■ **DATA TO PROCESS**:
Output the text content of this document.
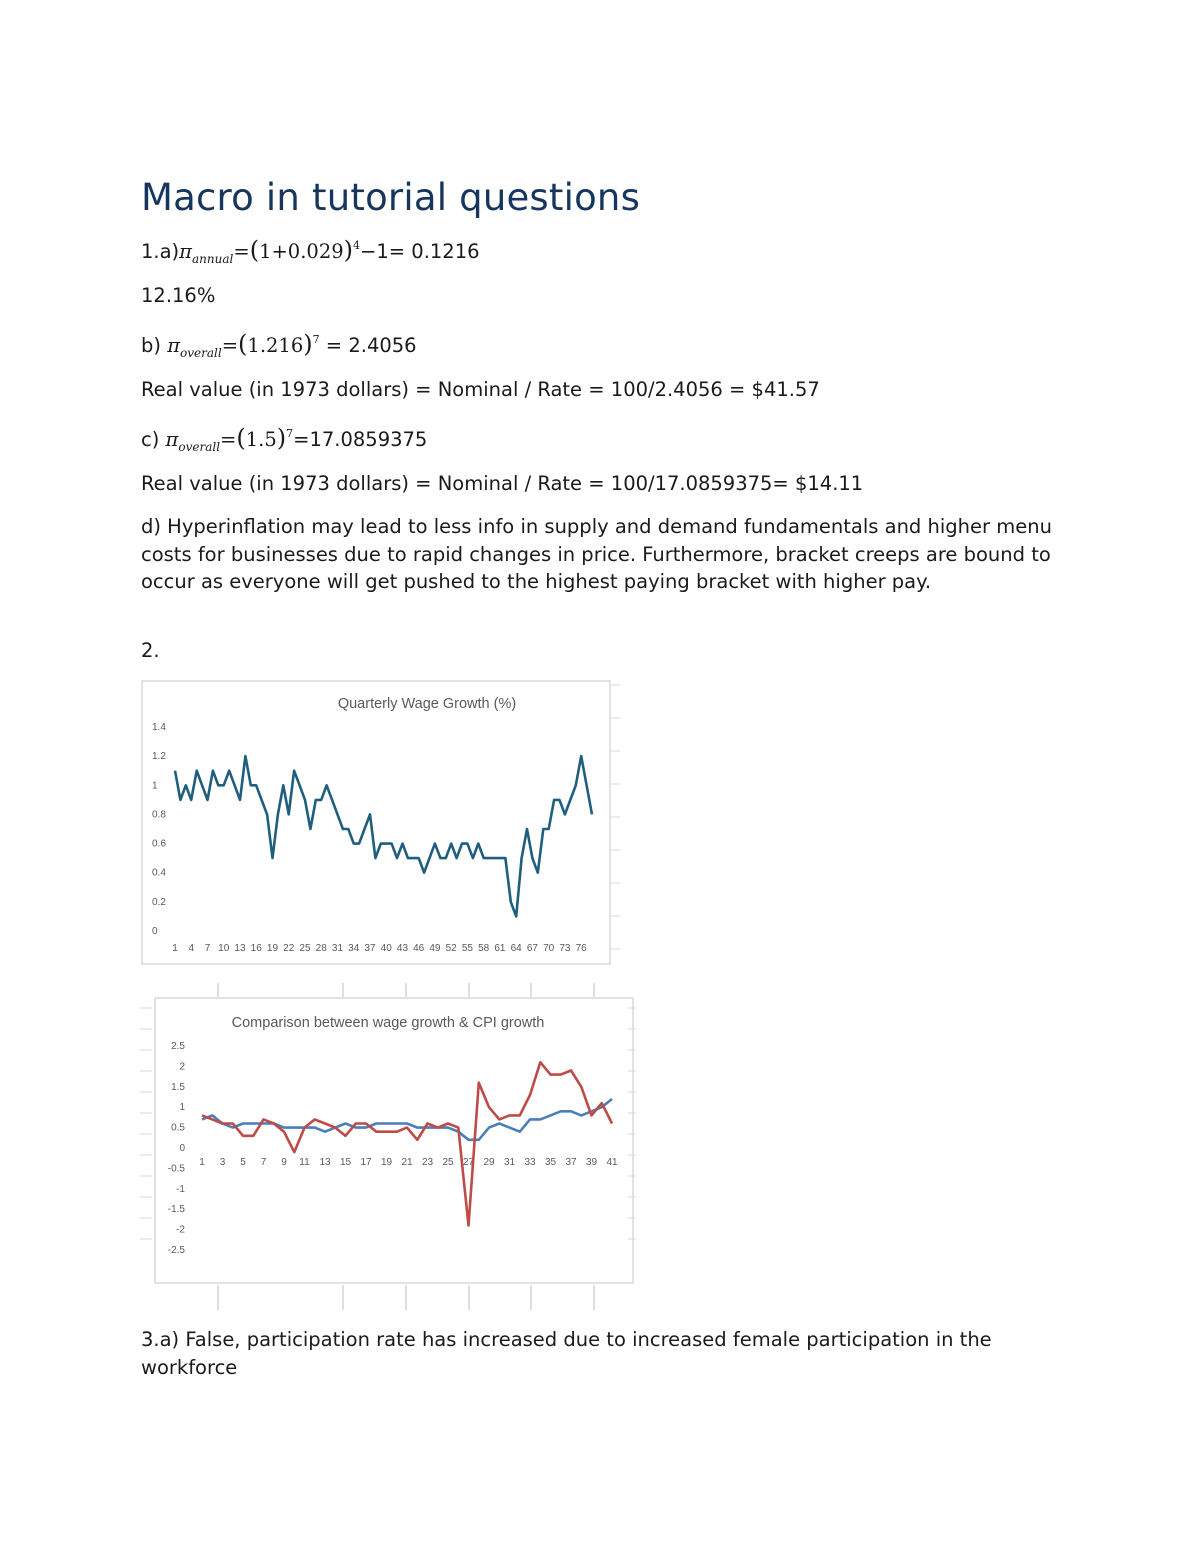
Macro in tutorial questions
$1.a)\pi_{annual}=(1+0.029)^4-1= 0.1216$
12.16%
b) $\pi_{overall}=(1.216)^7 = 2.4056$
Real value (in 1973 dollars) = Nominal / Rate = 100/2.4056 = $41.57
c) $\pi_{overall}=(1.5)^7=17.0859375$
Real value (in 1973 dollars) = Nominal / Rate = 100/17.0859375= $14.11
d) Hyperinflation may lead to less info in supply and demand fundamentals and higher menu costs for businesses due to rapid changes in price. Furthermore, bracket creeps are bound to occur as everyone will get pushed to the highest paying bracket with higher pay.
2.
Quarterly Wage Growth (%)
1.4
1.2
1
0.8
0.6
0.4
0.2
0
1 4 7 10 13 16 19 22 25 28 31 34 37 40 43 46 49 52 55 58 61 64 67 70 73 76
Comparison between wage growth & CPI growth
2.5
2
1.5
1
0.5
0
-0.5
-1
-1.5
-2
-2.5
1 3 5 7 9 11 13 15 17 19 21 23 25 27 29 31 33 35 37 39 41
3.a) False, participation rate has increased due to increased female participation in the workforce
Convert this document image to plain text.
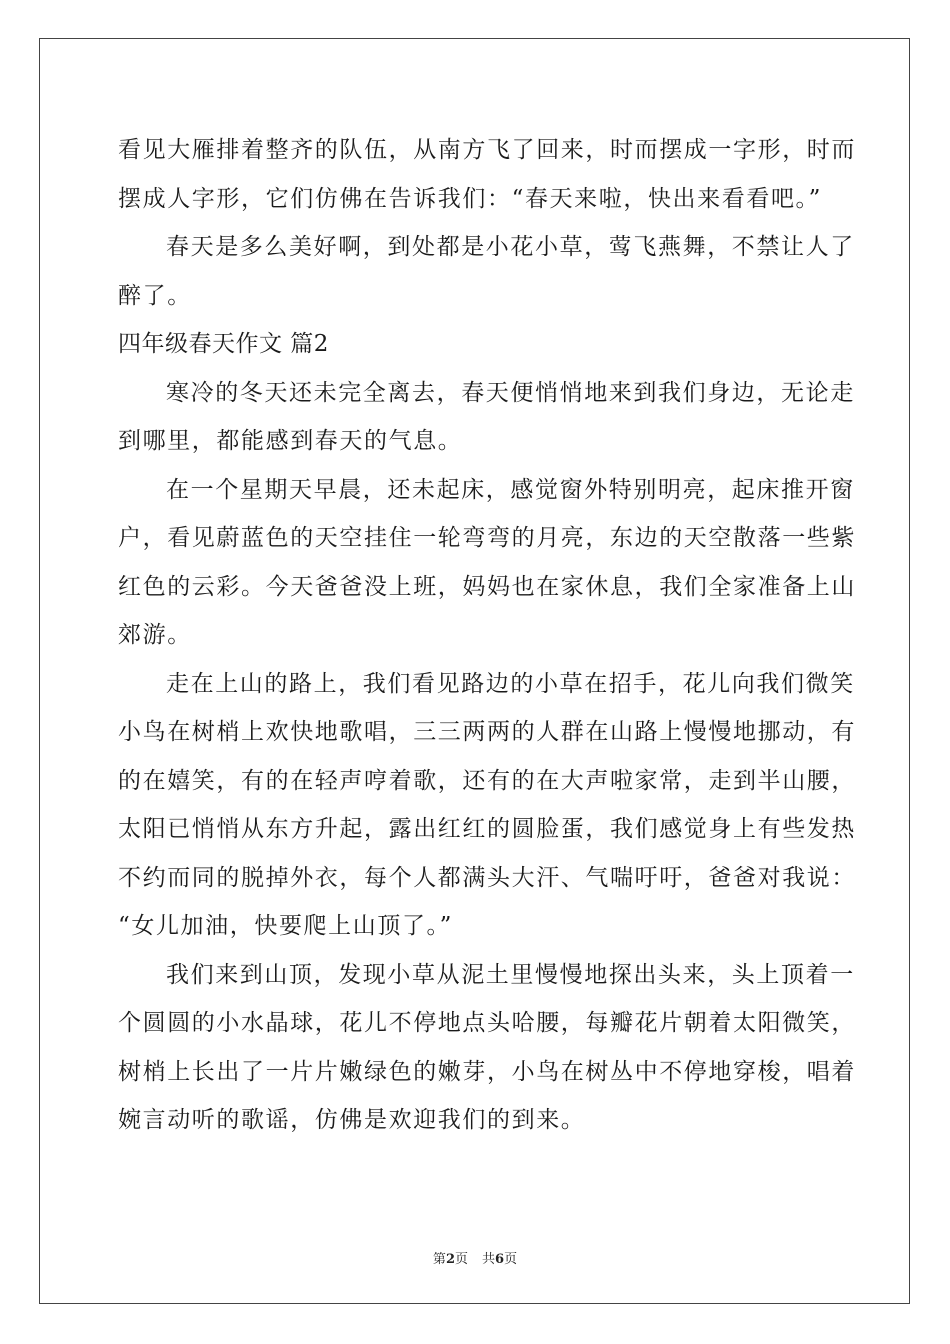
看见大雁排着整齐的队伍，从南方飞了回来，时而摆成一字形，时而
摆成人字形，它们仿佛在告诉我们：“春天来啦，快出来看看吧。”
春天是多么美好啊，到处都是小花小草，莺飞燕舞，不禁让人了
醉了。
四年级春天作文 篇2
寒冷的冬天还未完全离去，春天便悄悄地来到我们身边，无论走
到哪里，都能感到春天的气息。
在一个星期天早晨，还未起床，感觉窗外特别明亮，起床推开窗
户，看见蔚蓝色的天空挂住一轮弯弯的月亮，东边的天空散落一些紫
红色的云彩。今天爸爸没上班，妈妈也在家休息，我们全家准备上山
郊游。
走在上山的路上，我们看见路边的小草在招手，花儿向我们微笑
小鸟在树梢上欢快地歌唱，三三两两的人群在山路上慢慢地挪动，有
的在嬉笑，有的在轻声哼着歌，还有的在大声啦家常，走到半山腰，
太阳已悄悄从东方升起，露出红红的圆脸蛋，我们感觉身上有些发热
不约而同的脱掉外衣，每个人都满头大汗、气喘吁吁，爸爸对我说：
“女儿加油，快要爬上山顶了。”
我们来到山顶，发现小草从泥土里慢慢地探出头来，头上顶着一
个圆圆的小水晶球，花儿不停地点头哈腰，每瓣花片朝着太阳微笑，
树梢上长出了一片片嫩绿色的嫩芽，小鸟在树丛中不停地穿梭，唱着
婉言动听的歌谣，仿佛是欢迎我们的到来。
第2页 共6页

■ **WHAT NEEDS TO BE DONE**: Go through the data above and transcribe it in full, omitting any image.

■ **RESULT**:
Output the text content of this document.
Macro in tutorial questions
$1.a)\pi_{annual}=(1+0.029)^4-1= 0.1216$
12.16%
b) $\pi_{overall}=(1.216)^7 = 2.4056$
Real value (in 1973 dollars) = Nominal / Rate = 100/2.4056 = $41.57
c) $\pi_{overall}=(1.5)^7=17.0859375$
Real value (in 1973 dollars) = Nominal / Rate = 100/17.0859375= $14.11
d) Hyperinflation may lead to less info in supply and demand fundamentals and higher menu costs for businesses due to rapid changes in price. Furthermore, bracket creeps are bound to occur as everyone will get pushed to the highest paying bracket with higher pay.
2.
Quarterly Wage Growth (%)
1.4
1.2
1
0.8
0.6
0.4
0.2
0
1 4 7 10 13 16 19 22 25 28 31 34 37 40 43 46 49 52 55 58 61 64 67 70 73 76
Comparison between wage growth & CPI growth
2.5
2
1.5
1
0.5
0
-0.5
-1
-1.5
-2
-2.5
1 3 5 7 9 11 13 15 17 19 21 23 25 27 29 31 33 35 37 39 41
3.a) False, participation rate has increased due to increased female participation in the workforce
Convert this document image to plain text.
看见大雁排着整齐的队伍，从南方飞了回来，时而摆成一字形，时而
摆成人字形，它们仿佛在告诉我们：“春天来啦，快出来看看吧。”
春天是多么美好啊，到处都是小花小草，莺飞燕舞，不禁让人了
醉了。
四年级春天作文 篇2
寒冷的冬天还未完全离去，春天便悄悄地来到我们身边，无论走
到哪里，都能感到春天的气息。
在一个星期天早晨，还未起床，感觉窗外特别明亮，起床推开窗
户，看见蔚蓝色的天空挂住一轮弯弯的月亮，东边的天空散落一些紫
红色的云彩。今天爸爸没上班，妈妈也在家休息，我们全家准备上山
郊游。
走在上山的路上，我们看见路边的小草在招手，花儿向我们微笑
小鸟在树梢上欢快地歌唱，三三两两的人群在山路上慢慢地挪动，有
的在嬉笑，有的在轻声哼着歌，还有的在大声啦家常，走到半山腰，
太阳已悄悄从东方升起，露出红红的圆脸蛋，我们感觉身上有些发热
不约而同的脱掉外衣，每个人都满头大汗、气喘吁吁，爸爸对我说：
“女儿加油，快要爬上山顶了。”
我们来到山顶，发现小草从泥土里慢慢地探出头来，头上顶着一
个圆圆的小水晶球，花儿不停地点头哈腰，每瓣花片朝着太阳微笑，
树梢上长出了一片片嫩绿色的嫩芽，小鸟在树丛中不停地穿梭，唱着
婉言动听的歌谣，仿佛是欢迎我们的到来。
第2页 共6页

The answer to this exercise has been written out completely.